Provided material
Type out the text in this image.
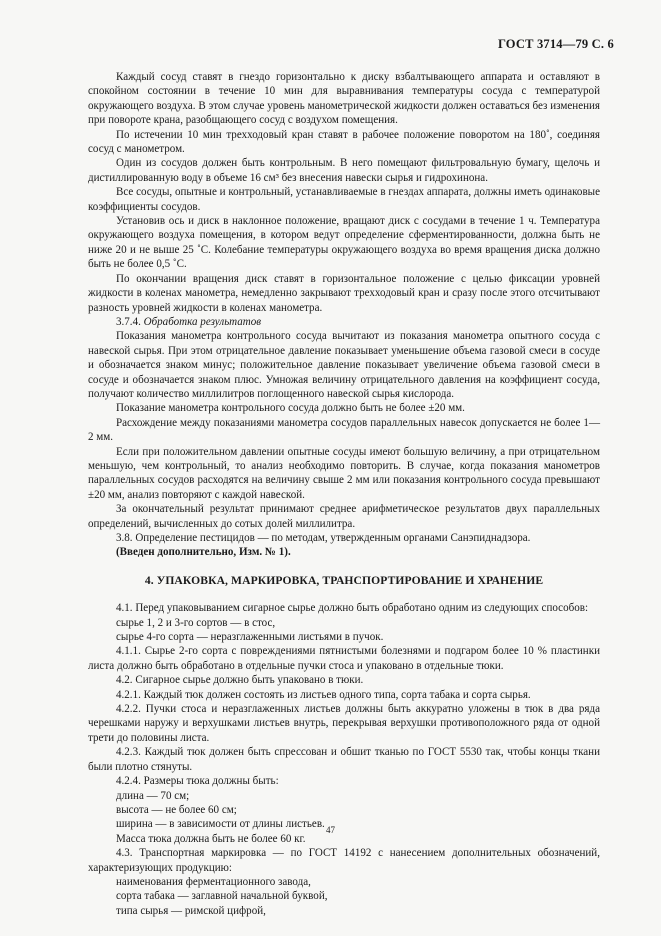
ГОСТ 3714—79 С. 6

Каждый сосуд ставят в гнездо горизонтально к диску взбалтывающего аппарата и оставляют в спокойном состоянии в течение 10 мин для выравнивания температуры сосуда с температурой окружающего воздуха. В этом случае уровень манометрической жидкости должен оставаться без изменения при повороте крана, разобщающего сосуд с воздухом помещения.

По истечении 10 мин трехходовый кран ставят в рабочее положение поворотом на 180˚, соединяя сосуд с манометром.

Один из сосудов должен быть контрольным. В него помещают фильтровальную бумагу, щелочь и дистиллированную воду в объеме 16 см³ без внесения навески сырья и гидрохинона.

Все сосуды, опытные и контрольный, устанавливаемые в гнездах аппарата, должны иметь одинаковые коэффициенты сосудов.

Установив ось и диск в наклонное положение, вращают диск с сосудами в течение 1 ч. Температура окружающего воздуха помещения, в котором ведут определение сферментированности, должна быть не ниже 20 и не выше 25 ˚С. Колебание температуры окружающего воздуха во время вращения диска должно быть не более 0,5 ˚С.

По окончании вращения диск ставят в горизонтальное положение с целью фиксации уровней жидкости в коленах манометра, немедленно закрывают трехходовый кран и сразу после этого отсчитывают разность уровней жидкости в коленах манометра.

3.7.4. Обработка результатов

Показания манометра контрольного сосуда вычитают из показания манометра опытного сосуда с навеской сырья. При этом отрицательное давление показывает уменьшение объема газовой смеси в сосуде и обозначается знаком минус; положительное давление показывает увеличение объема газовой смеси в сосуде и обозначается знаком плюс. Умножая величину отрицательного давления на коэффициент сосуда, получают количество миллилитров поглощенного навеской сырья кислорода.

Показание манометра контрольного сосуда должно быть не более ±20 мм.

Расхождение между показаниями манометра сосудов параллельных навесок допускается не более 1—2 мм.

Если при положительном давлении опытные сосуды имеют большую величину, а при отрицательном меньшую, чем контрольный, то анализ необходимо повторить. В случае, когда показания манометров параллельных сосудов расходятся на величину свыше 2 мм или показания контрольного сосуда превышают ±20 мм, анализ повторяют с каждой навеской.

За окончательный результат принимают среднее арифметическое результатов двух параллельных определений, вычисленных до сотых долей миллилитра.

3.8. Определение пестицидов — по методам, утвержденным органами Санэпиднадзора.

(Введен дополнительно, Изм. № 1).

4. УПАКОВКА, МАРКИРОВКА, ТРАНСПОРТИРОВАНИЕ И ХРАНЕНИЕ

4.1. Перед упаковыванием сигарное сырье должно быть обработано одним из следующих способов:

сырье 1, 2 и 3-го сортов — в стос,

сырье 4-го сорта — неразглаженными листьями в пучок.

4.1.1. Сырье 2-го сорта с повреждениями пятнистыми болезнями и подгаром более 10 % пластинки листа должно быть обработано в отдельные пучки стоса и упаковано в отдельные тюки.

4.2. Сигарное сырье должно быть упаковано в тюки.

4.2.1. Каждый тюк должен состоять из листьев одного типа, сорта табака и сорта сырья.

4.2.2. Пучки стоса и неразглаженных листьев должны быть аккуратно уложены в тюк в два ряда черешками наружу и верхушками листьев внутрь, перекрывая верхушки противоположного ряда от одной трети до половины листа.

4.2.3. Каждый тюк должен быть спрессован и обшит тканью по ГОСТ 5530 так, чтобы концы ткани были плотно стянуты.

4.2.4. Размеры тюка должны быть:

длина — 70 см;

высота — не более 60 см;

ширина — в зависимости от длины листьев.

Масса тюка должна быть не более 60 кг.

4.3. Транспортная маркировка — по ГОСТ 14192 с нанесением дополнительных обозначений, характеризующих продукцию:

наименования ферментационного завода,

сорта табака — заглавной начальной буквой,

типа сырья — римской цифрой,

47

--

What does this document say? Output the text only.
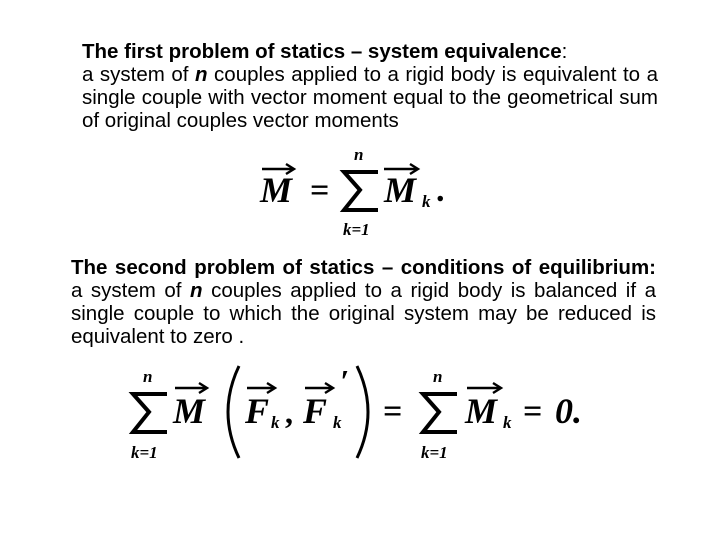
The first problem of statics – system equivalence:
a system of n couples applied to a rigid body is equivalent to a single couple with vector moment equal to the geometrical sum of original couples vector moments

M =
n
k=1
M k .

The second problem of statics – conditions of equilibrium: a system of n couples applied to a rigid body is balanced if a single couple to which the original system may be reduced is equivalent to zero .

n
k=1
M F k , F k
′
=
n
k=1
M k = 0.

==

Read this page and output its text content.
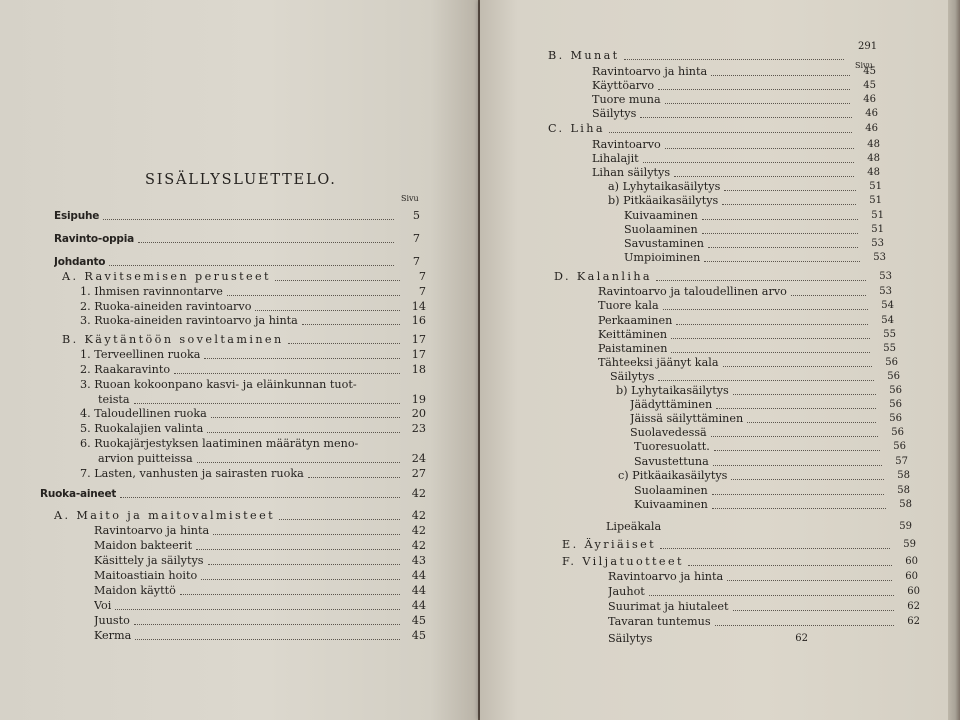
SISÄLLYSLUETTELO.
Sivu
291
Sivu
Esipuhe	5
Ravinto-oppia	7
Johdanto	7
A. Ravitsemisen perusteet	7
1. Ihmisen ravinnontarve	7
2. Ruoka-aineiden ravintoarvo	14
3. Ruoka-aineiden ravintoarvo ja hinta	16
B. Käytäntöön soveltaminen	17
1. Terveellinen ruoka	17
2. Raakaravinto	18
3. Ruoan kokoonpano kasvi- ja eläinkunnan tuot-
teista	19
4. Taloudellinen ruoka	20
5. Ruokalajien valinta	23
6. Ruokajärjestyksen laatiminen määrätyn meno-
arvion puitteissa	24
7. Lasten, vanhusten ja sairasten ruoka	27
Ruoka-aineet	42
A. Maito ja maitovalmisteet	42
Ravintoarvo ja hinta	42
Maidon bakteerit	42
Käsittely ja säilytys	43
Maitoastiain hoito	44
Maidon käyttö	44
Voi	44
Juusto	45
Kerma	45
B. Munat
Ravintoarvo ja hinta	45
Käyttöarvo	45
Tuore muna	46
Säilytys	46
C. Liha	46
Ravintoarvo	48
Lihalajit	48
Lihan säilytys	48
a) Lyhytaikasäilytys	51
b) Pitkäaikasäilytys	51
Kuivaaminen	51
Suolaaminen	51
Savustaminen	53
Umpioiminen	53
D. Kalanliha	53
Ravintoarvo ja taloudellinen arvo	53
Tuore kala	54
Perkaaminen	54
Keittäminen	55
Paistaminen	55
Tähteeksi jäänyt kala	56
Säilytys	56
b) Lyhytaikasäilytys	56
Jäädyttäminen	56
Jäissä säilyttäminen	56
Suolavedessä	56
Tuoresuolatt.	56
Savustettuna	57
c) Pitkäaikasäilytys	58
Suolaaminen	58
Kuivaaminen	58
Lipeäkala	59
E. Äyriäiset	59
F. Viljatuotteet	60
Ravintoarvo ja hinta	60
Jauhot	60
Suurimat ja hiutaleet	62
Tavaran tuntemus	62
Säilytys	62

What to do
Return each line that includes "сорта".

Response to this exercise
сырье 4-го сорта — неразглаженными листьями в пучок.
4.1.1. Сырье 2-го сорта с повреждениями пятнистыми болезнями и подгаром более 10 % пластинки листа должно быть обработано в отдельные пучки стоса и упаковано в отдельные тюки.
4.2.1. Каждый тюк должен состоять из листьев одного типа, сорта табака и сорта сырья.
сорта табака — заглавной начальной буквой,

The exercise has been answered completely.